* _EXERCISE INSTRUCTIONS_: Return the listing below unchanged, minus its pictures.

++++++++++

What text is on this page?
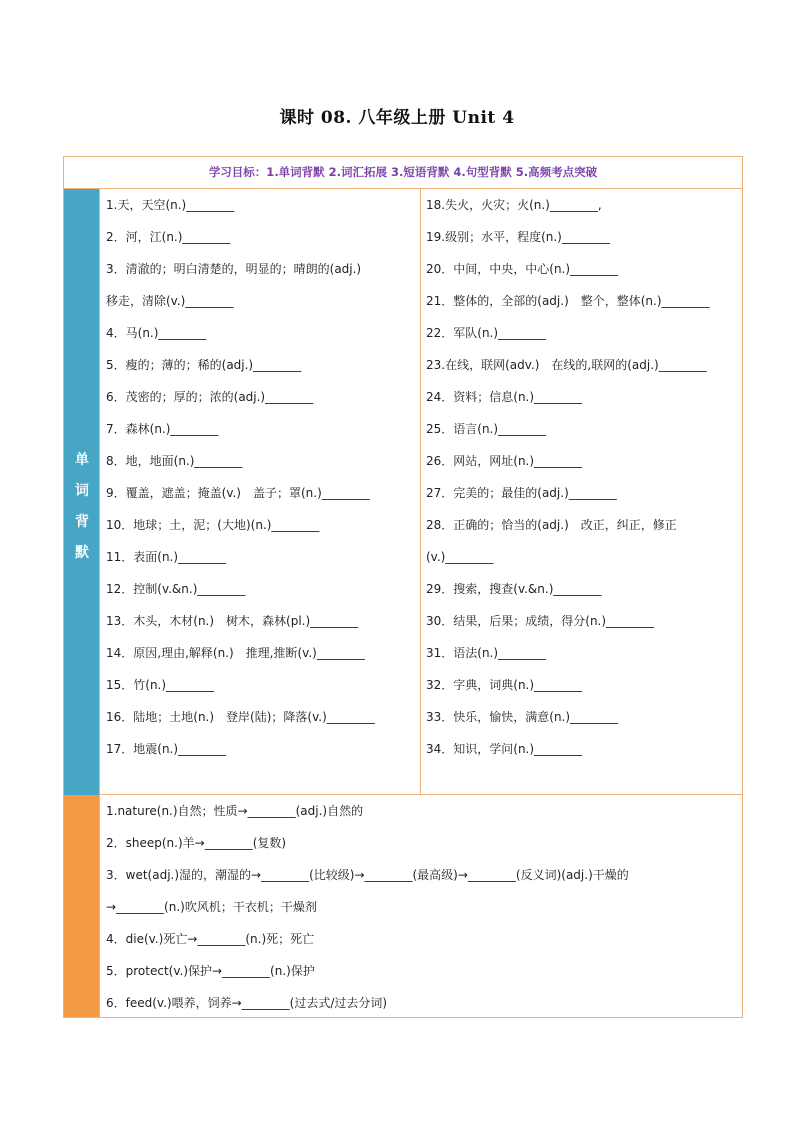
课时 08. 八年级上册 Unit 4
学习目标：1.单词背默 2.词汇拓展 3.短语背默 4.句型背默 5.高频考点突破
单
词
背
默
1.天，天空(n.)________
2．河，江(n.)________
3．清澈的；明白清楚的，明显的；晴朗的(adj.)
移走，清除(v.)________
4．马(n.)________
5．瘦的；薄的；稀的(adj.)________
6．茂密的；厚的；浓的(adj.)________
7．森林(n.)________
8．地，地面(n.)________
9．覆盖，遮盖；掩盖(v.)　盖子；罩(n.)________
10．地球；土，泥；(大地)(n.)________
11．表面(n.)________
12．控制(v.&n.)________
13．木头，木材(n.)　树木，森林(pl.)________
14．原因,理由,解释(n.)　推理,推断(v.)________
15．竹(n.)________
16．陆地；土地(n.)　登岸(陆)；降落(v.)________
17．地震(n.)________
18.失火，火灾；火(n.)________,
19.级别；水平，程度(n.)________
20．中间，中央，中心(n.)________
21．整体的，全部的(adj.)　整个，整体(n.)________
22．军队(n.)________
23.在线，联网(adv.)　在线的,联网的(adj.)________
24．资料；信息(n.)________
25．语言(n.)________
26．网站，网址(n.)________
27．完美的；最佳的(adj.)________
28．正确的；恰当的(adj.)　改正，纠正，修正
(v.)________
29．搜索，搜查(v.&n.)________
30．结果，后果；成绩，得分(n.)________
31．语法(n.)________
32．字典，词典(n.)________
33．快乐，愉快，满意(n.)________
34．知识，学问(n.)________
1.nature(n.)自然；性质→________(adj.)自然的
2．sheep(n.)羊→________(复数)
3．wet(adj.)湿的，潮湿的→________(比较级)→________(最高级)→________(反义词)(adj.)干燥的
→________(n.)吹风机；干衣机；干燥剂
4．die(v.)死亡→________(n.)死；死亡
5．protect(v.)保护→________(n.)保护
6．feed(v.)喂养，饲养→________(过去式/过去分词)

++++++++++

* _ANSWER TO THIS PROBLEM_:
What text is on this page?
课时 08. 八年级上册 Unit 4
学习目标：1.单词背默 2.词汇拓展 3.短语背默 4.句型背默 5.高频考点突破
单
词
背
默
1.天，天空(n.)________
2．河，江(n.)________
3．清澈的；明白清楚的，明显的；晴朗的(adj.)
移走，清除(v.)________
4．马(n.)________
5．瘦的；薄的；稀的(adj.)________
6．茂密的；厚的；浓的(adj.)________
7．森林(n.)________
8．地，地面(n.)________
9．覆盖，遮盖；掩盖(v.)　盖子；罩(n.)________
10．地球；土，泥；(大地)(n.)________
11．表面(n.)________
12．控制(v.&n.)________
13．木头，木材(n.)　树木，森林(pl.)________
14．原因,理由,解释(n.)　推理,推断(v.)________
15．竹(n.)________
16．陆地；土地(n.)　登岸(陆)；降落(v.)________
17．地震(n.)________
18.失火，火灾；火(n.)________,
19.级别；水平，程度(n.)________
20．中间，中央，中心(n.)________
21．整体的，全部的(adj.)　整个，整体(n.)________
22．军队(n.)________
23.在线，联网(adv.)　在线的,联网的(adj.)________
24．资料；信息(n.)________
25．语言(n.)________
26．网站，网址(n.)________
27．完美的；最佳的(adj.)________
28．正确的；恰当的(adj.)　改正，纠正，修正
(v.)________
29．搜索，搜查(v.&n.)________
30．结果，后果；成绩，得分(n.)________
31．语法(n.)________
32．字典，词典(n.)________
33．快乐，愉快，满意(n.)________
34．知识，学问(n.)________
1.nature(n.)自然；性质→________(adj.)自然的
2．sheep(n.)羊→________(复数)
3．wet(adj.)湿的，潮湿的→________(比较级)→________(最高级)→________(反义词)(adj.)干燥的
→________(n.)吹风机；干衣机；干燥剂
4．die(v.)死亡→________(n.)死；死亡
5．protect(v.)保护→________(n.)保护
6．feed(v.)喂养，饲养→________(过去式/过去分词)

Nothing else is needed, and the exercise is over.